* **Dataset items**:

*-*-*

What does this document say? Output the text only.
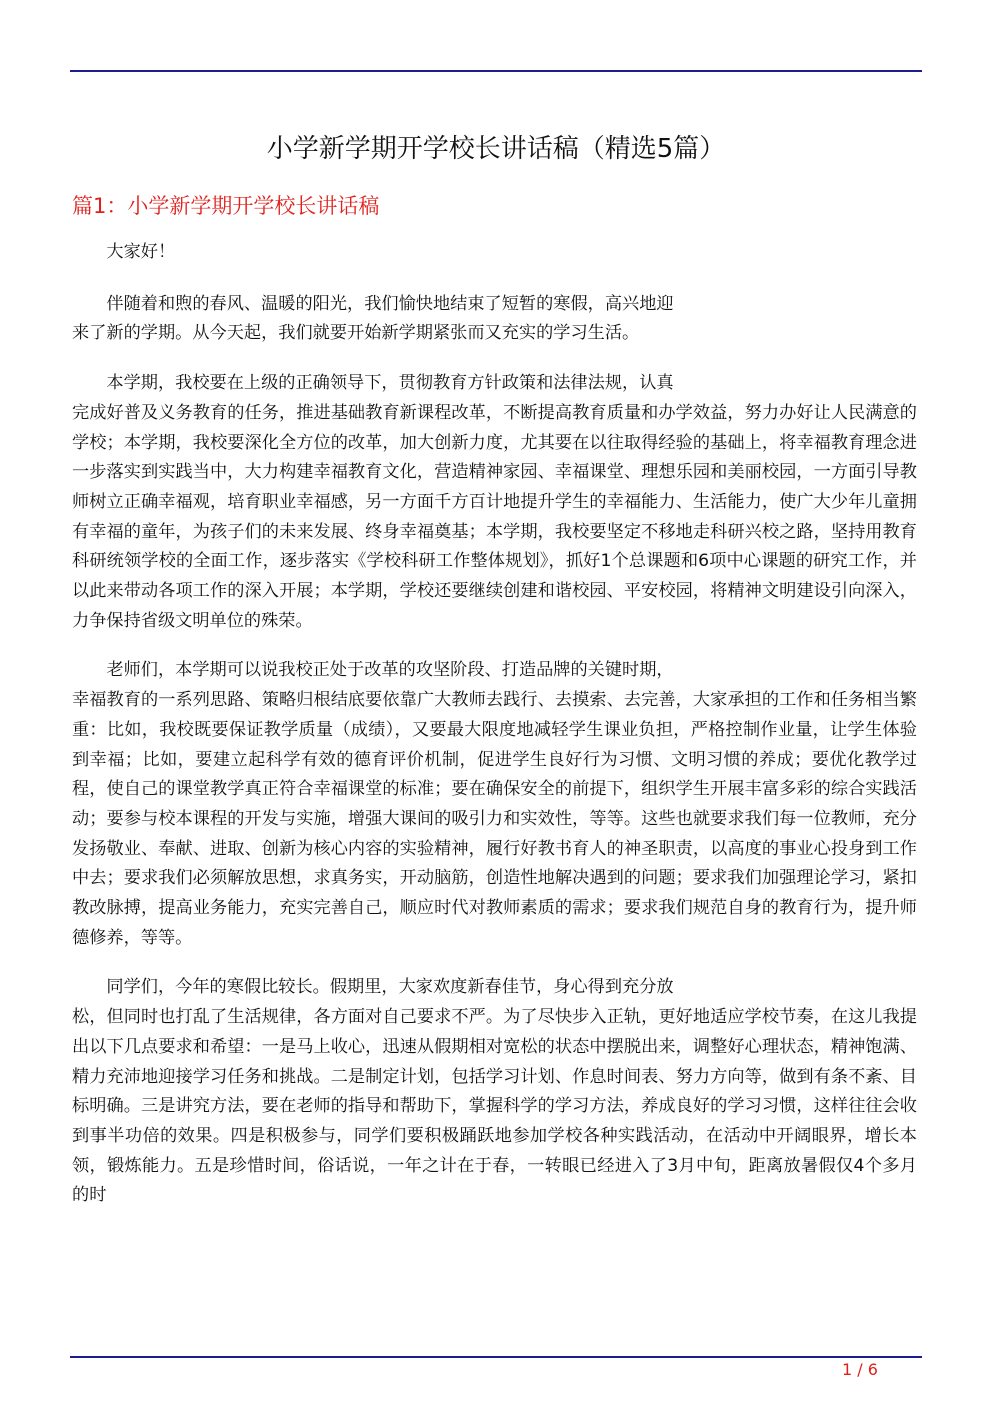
小学新学期开学校长讲话稿（精选5篇）
篇1：小学新学期开学校长讲话稿

大家好！

伴随着和煦的春风、温暖的阳光，我们愉快地结束了短暂的寒假，高兴地迎
来了新的学期。从今天起，我们就要开始新学期紧张而又充实的学习生活。

本学期，我校要在上级的正确领导下，贯彻教育方针政策和法律法规，认真
完成好普及义务教育的任务，推进基础教育新课程改革，不断提高教育质量和办学效益，努力办好让人民满意的学校；本学期，我校要深化全方位的改革，加大创新力度，尤其要在以往取得经验的基础上，将幸福教育理念进一步落实到实践当中，大力构建幸福教育文化，营造精神家园、幸福课堂、理想乐园和美丽校园，一方面引导教师树立正确幸福观，培育职业幸福感，另一方面千方百计地提升学生的幸福能力、生活能力，使广大少年儿童拥有幸福的童年，为孩子们的未来发展、终身幸福奠基；本学期，我校要坚定不移地走科研兴校之路，坚持用教育科研统领学校的全面工作，逐步落实《学校科研工作整体规划》，抓好1个总课题和6项中心课题的研究工作，并以此来带动各项工作的深入开展；本学期，学校还要继续创建和谐校园、平安校园，将精神文明建设引向深入，力争保持省级文明单位的殊荣。

老师们，本学期可以说我校正处于改革的攻坚阶段、打造品牌的关键时期，
幸福教育的一系列思路、策略归根结底要依靠广大教师去践行、去摸索、去完善，大家承担的工作和任务相当繁重：比如，我校既要保证教学质量（成绩），又要最大限度地减轻学生课业负担，严格控制作业量，让学生体验到幸福；比如，要建立起科学有效的德育评价机制，促进学生良好行为习惯、文明习惯的养成；要优化教学过程，使自己的课堂教学真正符合幸福课堂的标准；要在确保安全的前提下，组织学生开展丰富多彩的综合实践活动；要参与校本课程的开发与实施，增强大课间的吸引力和实效性，等等。这些也就要求我们每一位教师，充分发扬敬业、奉献、进取、创新为核心内容的实验精神，履行好教书育人的神圣职责，以高度的事业心投身到工作中去；要求我们必须解放思想，求真务实，开动脑筋，创造性地解决遇到的问题；要求我们加强理论学习，紧扣教改脉搏，提高业务能力，充实完善自己，顺应时代对教师素质的需求；要求我们规范自身的教育行为，提升师德修养，等等。

同学们，今年的寒假比较长。假期里，大家欢度新春佳节，身心得到充分放
松，但同时也打乱了生活规律，各方面对自己要求不严。为了尽快步入正轨，更好地适应学校节奏，在这儿我提出以下几点要求和希望：一是马上收心，迅速从假期相对宽松的状态中摆脱出来，调整好心理状态，精神饱满、精力充沛地迎接学习任务和挑战。二是制定计划，包括学习计划、作息时间表、努力方向等，做到有条不紊、目标明确。三是讲究方法，要在老师的指导和帮助下，掌握科学的学习方法，养成良好的学习习惯，这样往往会收到事半功倍的效果。四是积极参与，同学们要积极踊跃地参加学校各种实践活动，在活动中开阔眼界，增长本领，锻炼能力。五是珍惜时间，俗话说，一年之计在于春，一转眼已经进入了3月中旬，距离放暑假仅4个多月的时

1 / 6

*-*-*

* **Work required**: Each line containing the word "小学新学期开学校长讲话稿" counts once; report the total alone.

* **Written solution**: 2